- [EXERCISE OBJECTIVE]: From the line with "Localize all elements." up to and including the line with "column-type-header: Type <box>184", write out the lines again with "Business data" swapped for "Customer data" and nothing else altered. Give only those lines.

- [DATA SHOWN]:
━━━━━━━━━━
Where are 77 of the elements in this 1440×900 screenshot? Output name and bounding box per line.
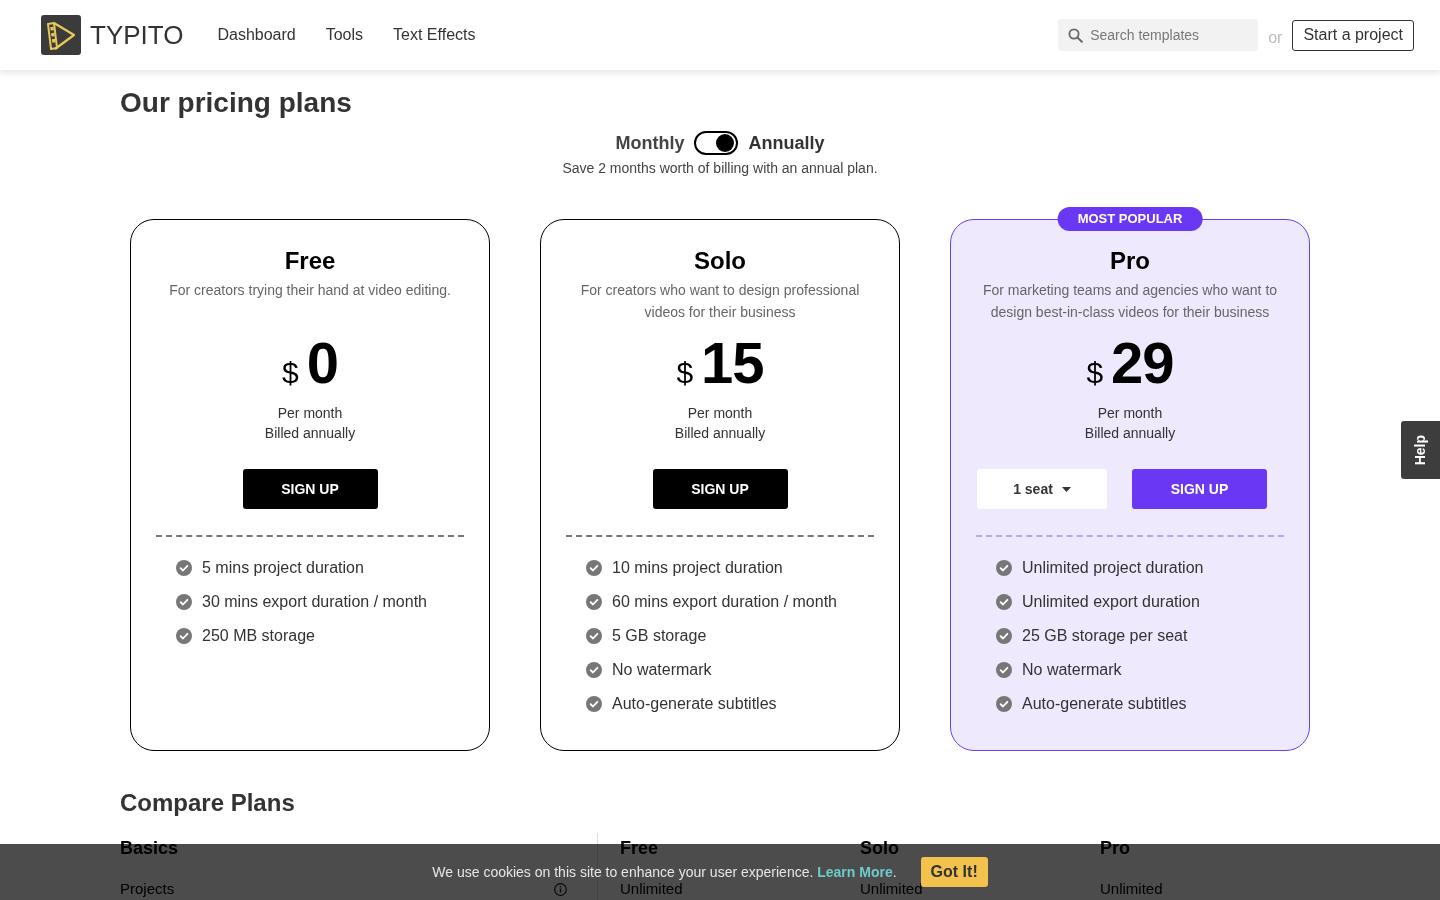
━━━━━━━━━━
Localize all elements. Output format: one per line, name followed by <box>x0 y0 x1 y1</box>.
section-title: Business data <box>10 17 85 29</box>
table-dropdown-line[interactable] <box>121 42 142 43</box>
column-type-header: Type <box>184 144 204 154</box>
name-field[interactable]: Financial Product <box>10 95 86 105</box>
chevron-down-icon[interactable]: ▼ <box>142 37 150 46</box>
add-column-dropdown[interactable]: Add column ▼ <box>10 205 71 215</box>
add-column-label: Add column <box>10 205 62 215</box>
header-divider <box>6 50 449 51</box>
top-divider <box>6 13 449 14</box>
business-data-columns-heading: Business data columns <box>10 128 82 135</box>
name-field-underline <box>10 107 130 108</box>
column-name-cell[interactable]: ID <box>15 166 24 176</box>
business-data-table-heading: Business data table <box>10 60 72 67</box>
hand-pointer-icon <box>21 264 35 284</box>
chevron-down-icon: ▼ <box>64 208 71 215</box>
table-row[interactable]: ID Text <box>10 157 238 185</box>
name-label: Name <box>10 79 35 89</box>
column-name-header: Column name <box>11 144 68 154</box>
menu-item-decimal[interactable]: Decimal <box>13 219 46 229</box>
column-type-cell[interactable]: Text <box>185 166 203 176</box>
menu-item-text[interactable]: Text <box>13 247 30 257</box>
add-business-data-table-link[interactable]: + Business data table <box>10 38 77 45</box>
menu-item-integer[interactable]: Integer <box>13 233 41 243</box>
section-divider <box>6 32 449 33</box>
━━━━━━━━━━
- [RESULT]:
Localize all elements. Output format: one per line, name followed by <box>x0 y0 x1 y1</box>.
section-title: Customer data <box>10 17 85 29</box>
table-dropdown-line[interactable] <box>121 42 142 43</box>
column-type-header: Type <box>184 144 204 154</box>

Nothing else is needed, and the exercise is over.